> **WHAT THIS TASK INVOLVES**
Your task is to copy the listing exactly, with the pictures left out.

> **RECORDED INFORMATION**
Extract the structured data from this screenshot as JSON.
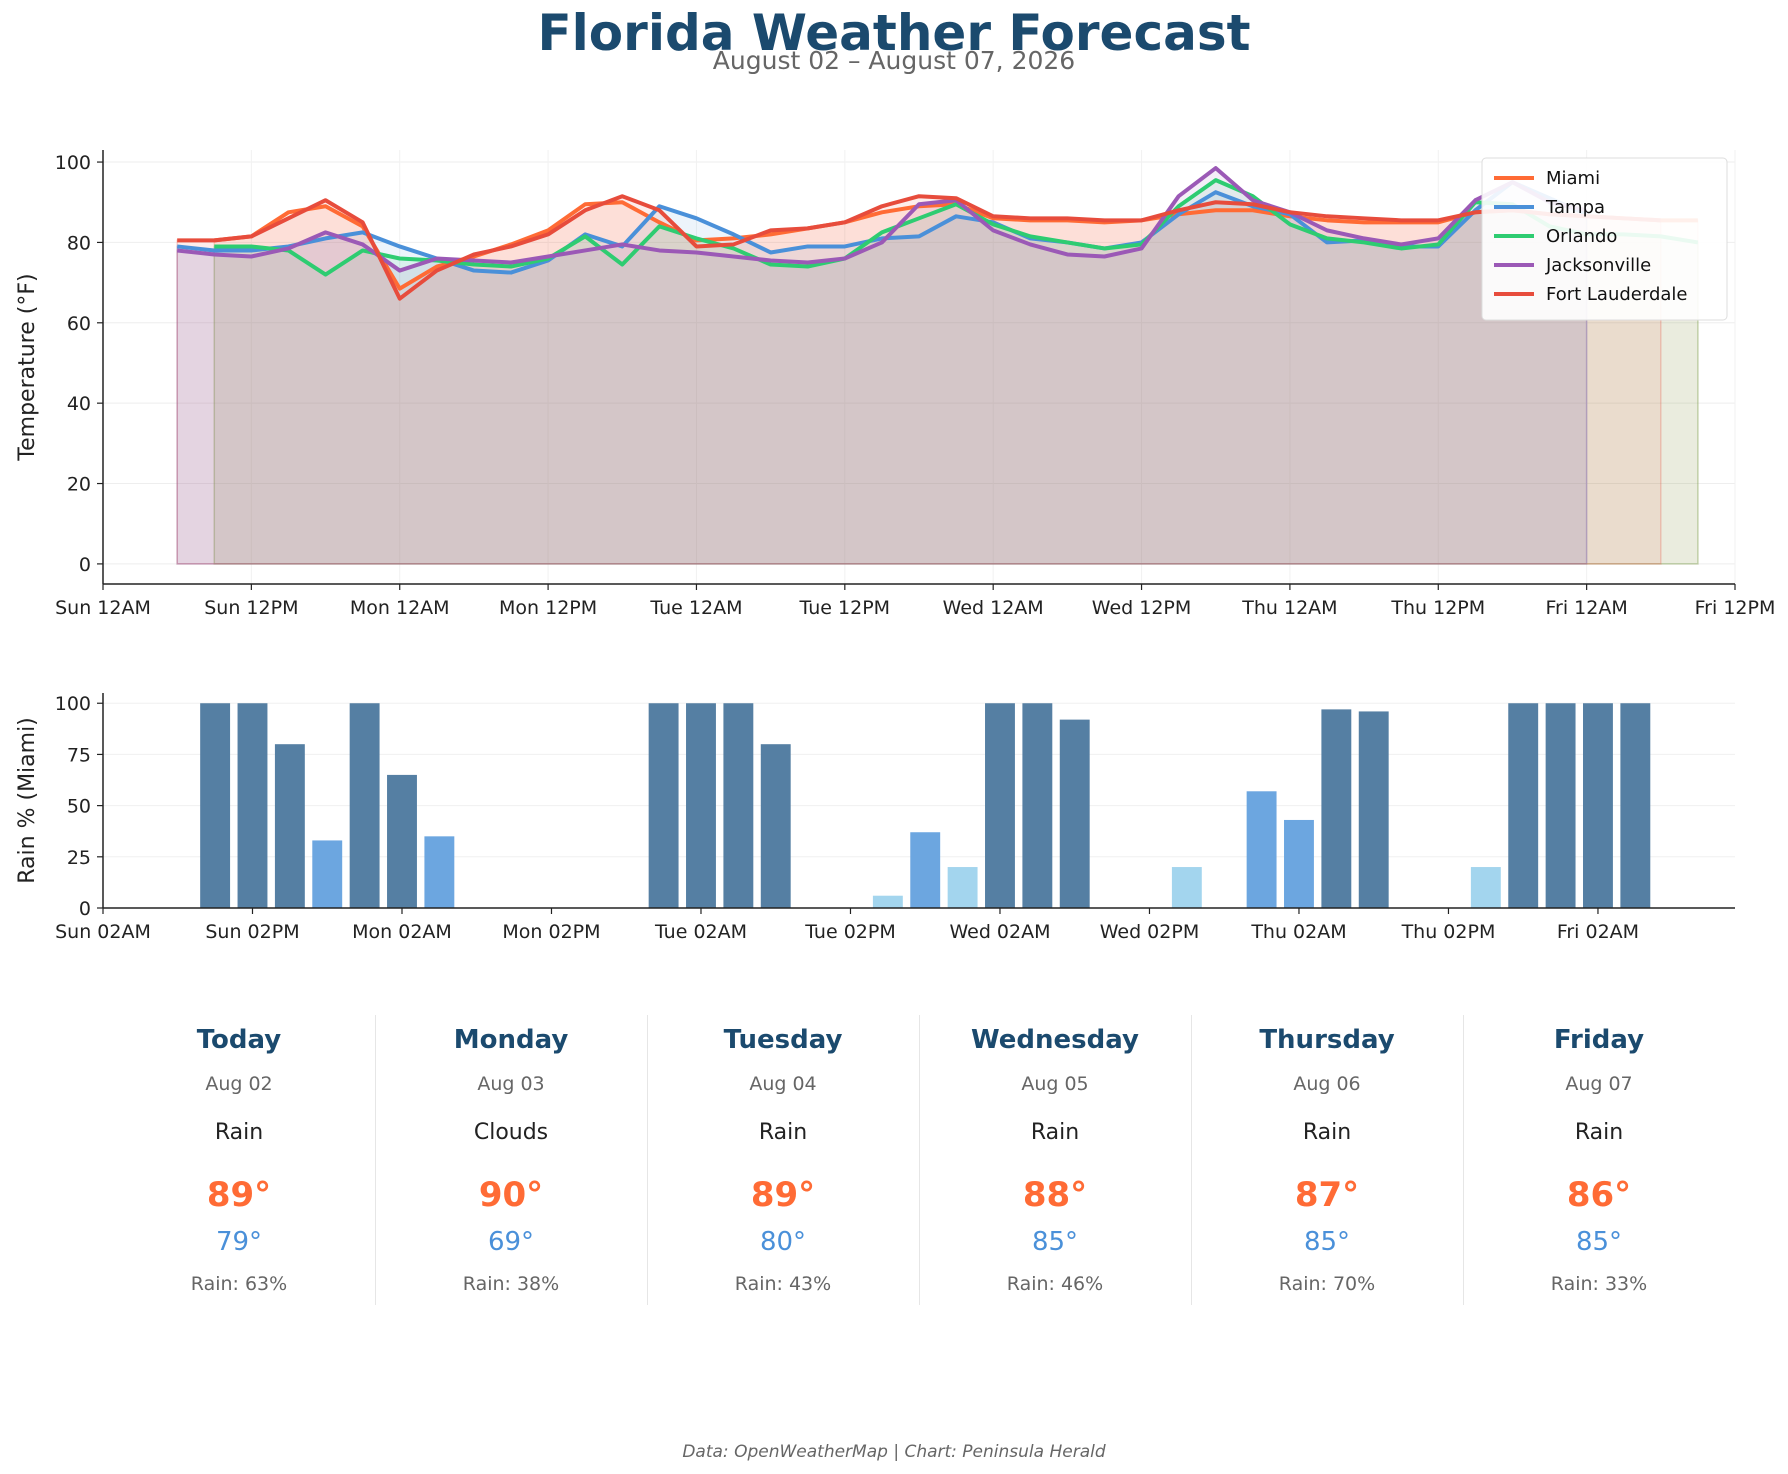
{
  "header": {
    "title": "Florida Weather Forecast",
    "subtitle": "August 02 – August 07, 2026"
  },
  "colors": {
    "Miami": "#ff6b35",
    "Tampa": "#4a90d9",
    "Orlando": "#2ecc71",
    "Jacksonville": "#9b59b6",
    "Fort Lauderdale": "#e74c3c",
    "rain_high": "#557fa3",
    "rain_mid": "#6ca6e0",
    "rain_low": "#a3d5ee",
    "title": "#1b4a6e",
    "high_temp": "#ff6b35",
    "low_temp": "#4a90d9"
  },
  "chart_data": [
    {
      "type": "line",
      "xlabel": "",
      "ylabel": "Temperature (°F)",
      "ylim": [
        -5,
        103
      ],
      "x_ticks": [
        "Sun 12AM",
        "Sun 12PM",
        "Mon 12AM",
        "Mon 12PM",
        "Tue 12AM",
        "Tue 12PM",
        "Wed 12AM",
        "Wed 12PM",
        "Thu 12AM",
        "Thu 12PM",
        "Fri 12AM",
        "Fri 12PM"
      ],
      "x_tick_hours": [
        0,
        12,
        24,
        36,
        48,
        60,
        72,
        84,
        96,
        108,
        120,
        132
      ],
      "y_ticks": [
        0,
        20,
        40,
        60,
        80,
        100
      ],
      "x_range_hours": [
        0,
        132
      ],
      "legend": "top-right",
      "grid": true,
      "x_hours": [
        6,
        9,
        12,
        15,
        18,
        21,
        24,
        27,
        30,
        33,
        36,
        39,
        42,
        45,
        48,
        51,
        54,
        57,
        60,
        63,
        66,
        69,
        72,
        75,
        78,
        81,
        84,
        87,
        90,
        93,
        96,
        99,
        102,
        105,
        108,
        111,
        114,
        117,
        120,
        123,
        126
      ],
      "series": [
        {
          "name": "Miami",
          "start_hour": 9,
          "values": [
            80.5,
            81.5,
            87.5,
            89,
            84,
            68.5,
            74,
            76.5,
            79.5,
            83,
            89.5,
            90,
            85,
            80.5,
            81,
            82,
            83.5,
            85,
            87.5,
            89,
            89.5,
            86,
            85.5,
            85.5,
            85,
            85.5,
            87,
            88,
            88,
            86.5,
            85.5,
            85,
            85,
            85,
            87.5,
            88,
            87,
            86.5,
            86,
            85.5,
            85.5
          ]
        },
        {
          "name": "Tampa",
          "start_hour": 6,
          "values": [
            79,
            78,
            78,
            79,
            81,
            82.5,
            79,
            76,
            73,
            72.5,
            75.5,
            82,
            79,
            89,
            86,
            82,
            77.5,
            79,
            79,
            81,
            81.5,
            86.5,
            85,
            81,
            80,
            78.5,
            80,
            87,
            92.5,
            89,
            87,
            80,
            80.5,
            79,
            79,
            88,
            95,
            91,
            87
          ]
        },
        {
          "name": "Orlando",
          "start_hour": 9,
          "values": [
            79,
            79,
            78,
            72,
            78,
            76,
            75.5,
            74.5,
            74,
            76,
            81.5,
            74.5,
            84,
            81,
            78.5,
            74.5,
            74,
            76,
            82.5,
            86,
            89.5,
            84.5,
            81.5,
            80,
            78.5,
            79.5,
            89,
            95.5,
            91.5,
            84.5,
            81,
            80,
            78.5,
            79.5,
            90,
            89.5,
            84,
            82,
            82,
            81.5,
            80
          ]
        },
        {
          "name": "Jacksonville",
          "start_hour": 6,
          "values": [
            78,
            77,
            76.5,
            78.5,
            82.5,
            79.5,
            73,
            76,
            75.5,
            75,
            76.5,
            78,
            79.5,
            78,
            77.5,
            76.5,
            75.5,
            75,
            76,
            80,
            89.5,
            90.5,
            83,
            79.5,
            77,
            76.5,
            78.5,
            91.5,
            98.5,
            90.5,
            87.5,
            83,
            81,
            79.5,
            81,
            90.5,
            95,
            90,
            88
          ]
        },
        {
          "name": "Fort Lauderdale",
          "start_hour": 6,
          "values": [
            80.5,
            80.5,
            81.5,
            86,
            90.5,
            85,
            66,
            73,
            77,
            79,
            82,
            88,
            91.5,
            88,
            79,
            79.5,
            83,
            83.5,
            85,
            89,
            91.5,
            91,
            86.5,
            86,
            86,
            85.5,
            85.5,
            88,
            90,
            89.5,
            87.5,
            86.5,
            86,
            85.5,
            85.5,
            87.5,
            88,
            87,
            86.5,
            86,
            85.5
          ]
        }
      ]
    },
    {
      "type": "bar",
      "xlabel": "",
      "ylabel": "Rain % (Miami)",
      "ylim": [
        0,
        105
      ],
      "x_ticks": [
        "Sun 02AM",
        "Sun 02PM",
        "Mon 02AM",
        "Mon 02PM",
        "Tue 02AM",
        "Tue 02PM",
        "Wed 02AM",
        "Wed 02PM",
        "Thu 02AM",
        "Thu 02PM",
        "Fri 02AM"
      ],
      "x_tick_hours": [
        2,
        14,
        26,
        38,
        50,
        62,
        74,
        86,
        98,
        110,
        122
      ],
      "y_ticks": [
        0,
        25,
        50,
        75,
        100
      ],
      "x_range_hours": [
        2,
        133
      ],
      "grid": true,
      "bar_hours": [
        11,
        14,
        17,
        20,
        23,
        26,
        29,
        32,
        35,
        38,
        41,
        44,
        47,
        50,
        53,
        56,
        59,
        62,
        65,
        68,
        71,
        74,
        77,
        80,
        83,
        86,
        89,
        92,
        95,
        98,
        101,
        104,
        107,
        110,
        113,
        116,
        119,
        122,
        125,
        128
      ],
      "values": [
        100,
        100,
        80,
        33,
        100,
        65,
        35,
        0,
        0,
        0,
        0,
        0,
        100,
        100,
        100,
        80,
        0,
        0,
        6,
        37,
        20,
        100,
        100,
        92,
        0,
        0,
        20,
        0,
        57,
        43,
        97,
        96,
        0,
        0,
        20,
        100,
        100,
        100,
        100,
        0
      ]
    }
  ],
  "forecast": [
    {
      "day": "Today",
      "date": "Aug 02",
      "condition": "Rain",
      "high": "89°",
      "low": "79°",
      "rain": "Rain: 63%"
    },
    {
      "day": "Monday",
      "date": "Aug 03",
      "condition": "Clouds",
      "high": "90°",
      "low": "69°",
      "rain": "Rain: 38%"
    },
    {
      "day": "Tuesday",
      "date": "Aug 04",
      "condition": "Rain",
      "high": "89°",
      "low": "80°",
      "rain": "Rain: 43%"
    },
    {
      "day": "Wednesday",
      "date": "Aug 05",
      "condition": "Rain",
      "high": "88°",
      "low": "85°",
      "rain": "Rain: 46%"
    },
    {
      "day": "Thursday",
      "date": "Aug 06",
      "condition": "Rain",
      "high": "87°",
      "low": "85°",
      "rain": "Rain: 70%"
    },
    {
      "day": "Friday",
      "date": "Aug 07",
      "condition": "Rain",
      "high": "86°",
      "low": "85°",
      "rain": "Rain: 33%"
    }
  ],
  "footer": {
    "credit": "Data: OpenWeatherMap | Chart: Peninsula Herald"
  }
}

> **ANSWER IN FULL**
Extract the structured data from this screenshot as JSON.
{
  "header": {
    "title": "Florida Weather Forecast",
    "subtitle": "August 02 – August 07, 2026"
  },
  "colors": {
    "Miami": "#ff6b35",
    "Tampa": "#4a90d9",
    "Orlando": "#2ecc71",
    "Jacksonville": "#9b59b6",
    "Fort Lauderdale": "#e74c3c",
    "rain_high": "#557fa3",
    "rain_mid": "#6ca6e0",
    "rain_low": "#a3d5ee",
    "title": "#1b4a6e",
    "high_temp": "#ff6b35",
    "low_temp": "#4a90d9"
  },
  "chart_data": [
    {
      "type": "line",
      "xlabel": "",
      "ylabel": "Temperature (°F)",
      "ylim": [
        -5,
        103
      ],
      "x_ticks": [
        "Sun 12AM",
        "Sun 12PM",
        "Mon 12AM",
        "Mon 12PM",
        "Tue 12AM",
        "Tue 12PM",
        "Wed 12AM",
        "Wed 12PM",
        "Thu 12AM",
        "Thu 12PM",
        "Fri 12AM",
        "Fri 12PM"
      ],
      "x_tick_hours": [
        0,
        12,
        24,
        36,
        48,
        60,
        72,
        84,
        96,
        108,
        120,
        132
      ],
      "y_ticks": [
        0,
        20,
        40,
        60,
        80,
        100
      ],
      "x_range_hours": [
        0,
        132
      ],
      "legend": "top-right",
      "grid": true,
      "x_hours": [
        6,
        9,
        12,
        15,
        18,
        21,
        24,
        27,
        30,
        33,
        36,
        39,
        42,
        45,
        48,
        51,
        54,
        57,
        60,
        63,
        66,
        69,
        72,
        75,
        78,
        81,
        84,
        87,
        90,
        93,
        96,
        99,
        102,
        105,
        108,
        111,
        114,
        117,
        120,
        123,
        126
      ],
      "series": [
        {
          "name": "Miami",
          "start_hour": 9,
          "values": [
            80.5,
            81.5,
            87.5,
            89,
            84,
            68.5,
            74,
            76.5,
            79.5,
            83,
            89.5,
            90,
            85,
            80.5,
            81,
            82,
            83.5,
            85,
            87.5,
            89,
            89.5,
            86,
            85.5,
            85.5,
            85,
            85.5,
            87,
            88,
            88,
            86.5,
            85.5,
            85,
            85,
            85,
            87.5,
            88,
            87,
            86.5,
            86,
            85.5,
            85.5
          ]
        },
        {
          "name": "Tampa",
          "start_hour": 6,
          "values": [
            79,
            78,
            78,
            79,
            81,
            82.5,
            79,
            76,
            73,
            72.5,
            75.5,
            82,
            79,
            89,
            86,
            82,
            77.5,
            79,
            79,
            81,
            81.5,
            86.5,
            85,
            81,
            80,
            78.5,
            80,
            87,
            92.5,
            89,
            87,
            80,
            80.5,
            79,
            79,
            88,
            95,
            91,
            87
          ]
        },
        {
          "name": "Orlando",
          "start_hour": 9,
          "values": [
            79,
            79,
            78,
            72,
            78,
            76,
            75.5,
            74.5,
            74,
            76,
            81.5,
            74.5,
            84,
            81,
            78.5,
            74.5,
            74,
            76,
            82.5,
            86,
            89.5,
            84.5,
            81.5,
            80,
            78.5,
            79.5,
            89,
            95.5,
            91.5,
            84.5,
            81,
            80,
            78.5,
            79.5,
            90,
            89.5,
            84,
            82,
            82,
            81.5,
            80
          ]
        },
        {
          "name": "Jacksonville",
          "start_hour": 6,
          "values": [
            78,
            77,
            76.5,
            78.5,
            82.5,
            79.5,
            73,
            76,
            75.5,
            75,
            76.5,
            78,
            79.5,
            78,
            77.5,
            76.5,
            75.5,
            75,
            76,
            80,
            89.5,
            90.5,
            83,
            79.5,
            77,
            76.5,
            78.5,
            91.5,
            98.5,
            90.5,
            87.5,
            83,
            81,
            79.5,
            81,
            90.5,
            95,
            90,
            88
          ]
        },
        {
          "name": "Fort Lauderdale",
          "start_hour": 6,
          "values": [
            80.5,
            80.5,
            81.5,
            86,
            90.5,
            85,
            66,
            73,
            77,
            79,
            82,
            88,
            91.5,
            88,
            79,
            79.5,
            83,
            83.5,
            85,
            89,
            91.5,
            91,
            86.5,
            86,
            86,
            85.5,
            85.5,
            88,
            90,
            89.5,
            87.5,
            86.5,
            86,
            85.5,
            85.5,
            87.5,
            88,
            87,
            86.5,
            86,
            85.5
          ]
        }
      ]
    },
    {
      "type": "bar",
      "xlabel": "",
      "ylabel": "Rain % (Miami)",
      "ylim": [
        0,
        105
      ],
      "x_ticks": [
        "Sun 02AM",
        "Sun 02PM",
        "Mon 02AM",
        "Mon 02PM",
        "Tue 02AM",
        "Tue 02PM",
        "Wed 02AM",
        "Wed 02PM",
        "Thu 02AM",
        "Thu 02PM",
        "Fri 02AM"
      ],
      "x_tick_hours": [
        2,
        14,
        26,
        38,
        50,
        62,
        74,
        86,
        98,
        110,
        122
      ],
      "y_ticks": [
        0,
        25,
        50,
        75,
        100
      ],
      "x_range_hours": [
        2,
        133
      ],
      "grid": true,
      "bar_hours": [
        11,
        14,
        17,
        20,
        23,
        26,
        29,
        32,
        35,
        38,
        41,
        44,
        47,
        50,
        53,
        56,
        59,
        62,
        65,
        68,
        71,
        74,
        77,
        80,
        83,
        86,
        89,
        92,
        95,
        98,
        101,
        104,
        107,
        110,
        113,
        116,
        119,
        122,
        125,
        128
      ],
      "values": [
        100,
        100,
        80,
        33,
        100,
        65,
        35,
        0,
        0,
        0,
        0,
        0,
        100,
        100,
        100,
        80,
        0,
        0,
        6,
        37,
        20,
        100,
        100,
        92,
        0,
        0,
        20,
        0,
        57,
        43,
        97,
        96,
        0,
        0,
        20,
        100,
        100,
        100,
        100,
        0
      ]
    }
  ],
  "forecast": [
    {
      "day": "Today",
      "date": "Aug 02",
      "condition": "Rain",
      "high": "89°",
      "low": "79°",
      "rain": "Rain: 63%"
    },
    {
      "day": "Monday",
      "date": "Aug 03",
      "condition": "Clouds",
      "high": "90°",
      "low": "69°",
      "rain": "Rain: 38%"
    },
    {
      "day": "Tuesday",
      "date": "Aug 04",
      "condition": "Rain",
      "high": "89°",
      "low": "80°",
      "rain": "Rain: 43%"
    },
    {
      "day": "Wednesday",
      "date": "Aug 05",
      "condition": "Rain",
      "high": "88°",
      "low": "85°",
      "rain": "Rain: 46%"
    },
    {
      "day": "Thursday",
      "date": "Aug 06",
      "condition": "Rain",
      "high": "87°",
      "low": "85°",
      "rain": "Rain: 70%"
    },
    {
      "day": "Friday",
      "date": "Aug 07",
      "condition": "Rain",
      "high": "86°",
      "low": "85°",
      "rain": "Rain: 33%"
    }
  ],
  "footer": {
    "credit": "Data: OpenWeatherMap | Chart: Peninsula Herald"
  }
}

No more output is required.